Written task: Copy out the data exactly, leaving the pictures behind.
_ _ _ _
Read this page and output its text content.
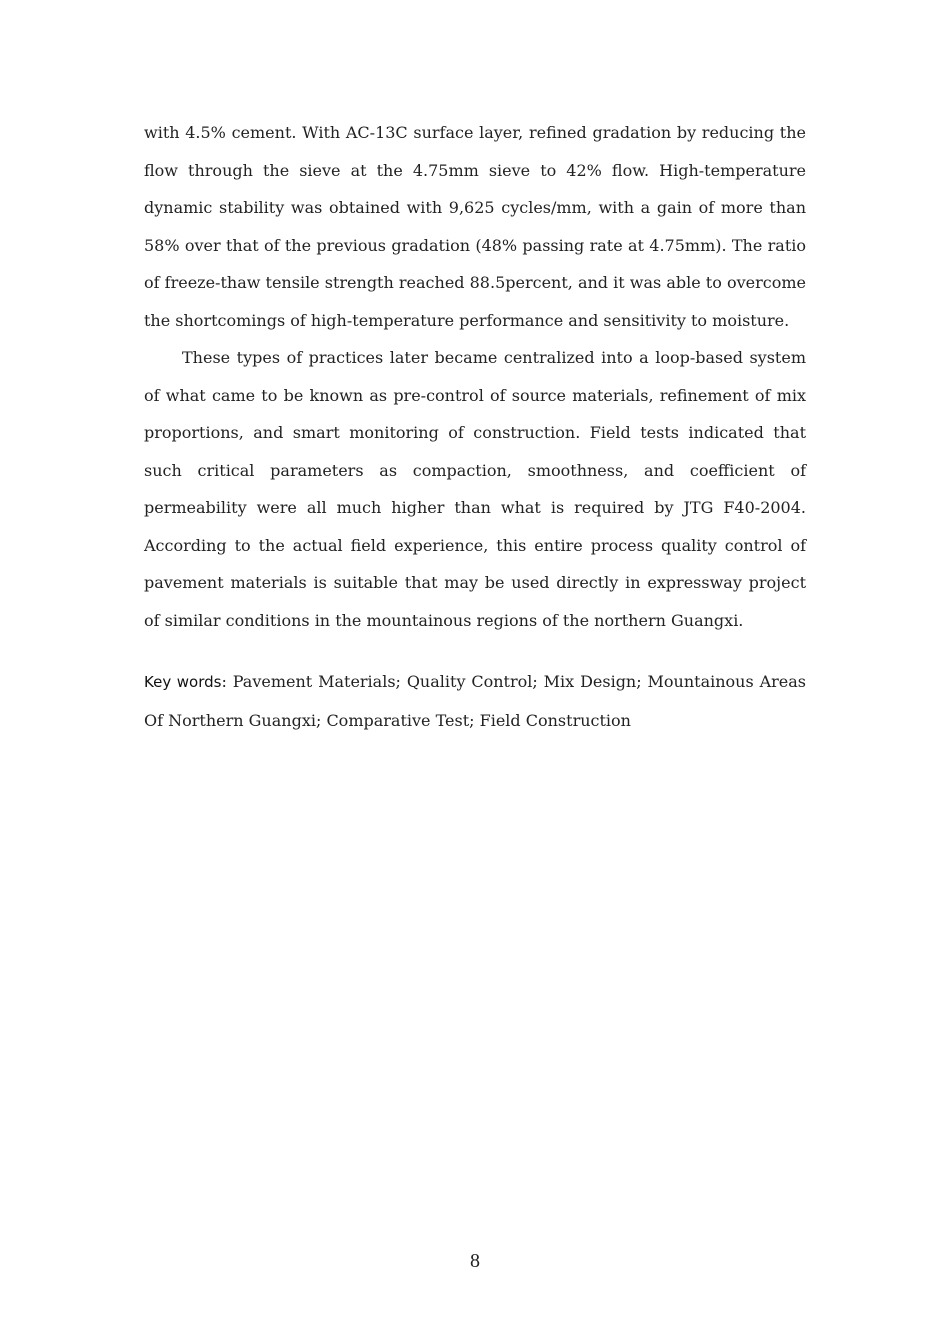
with 4.5% cement. With AC-13C surface layer, refined gradation by reducing the flow through the sieve at the 4.75mm sieve to 42% flow. High-temperature dynamic stability was obtained with 9,625 cycles/mm, with a gain of more than 58% over that of the previous gradation (48% passing rate at 4.75mm). The ratio of freeze-thaw tensile strength reached 88.5percent, and it was able to overcome the shortcomings of high-temperature performance and sensitivity to moisture.

These types of practices later became centralized into a loop-based system of what came to be known as pre-control of source materials, refinement of mix proportions, and smart monitoring of construction. Field tests indicated that such critical parameters as compaction, smoothness, and coefficient of permeability were all much higher than what is required by JTG F40-2004. According to the actual field experience, this entire process quality control of pavement materials is suitable that may be used directly in expressway project of similar conditions in the mountainous regions of the northern Guangxi.

Key words: Pavement Materials; Quality Control; Mix Design; Mountainous Areas Of Northern Guangxi; Comparative Test; Field Construction
8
_ _ _ _
Task answer:
Read this page and output its text content.
with 4.5% cement. With AC-13C surface layer, refined gradation by reducing the flow through the sieve at the 4.75mm sieve to 42% flow. High-temperature dynamic stability was obtained with 9,625 cycles/mm, with a gain of more than 58% over that of the previous gradation (48% passing rate at 4.75mm). The ratio of freeze-thaw tensile strength reached 88.5percent, and it was able to overcome the shortcomings of high-temperature performance and sensitivity to moisture.

These types of practices later became centralized into a loop-based system of what came to be known as pre-control of source materials, refinement of mix proportions, and smart monitoring of construction. Field tests indicated that such critical parameters as compaction, smoothness, and coefficient of permeability were all much higher than what is required by JTG F40-2004. According to the actual field experience, this entire process quality control of pavement materials is suitable that may be used directly in expressway project of similar conditions in the mountainous regions of the northern Guangxi.

Key words: Pavement Materials; Quality Control; Mix Design; Mountainous Areas Of Northern Guangxi; Comparative Test; Field Construction
8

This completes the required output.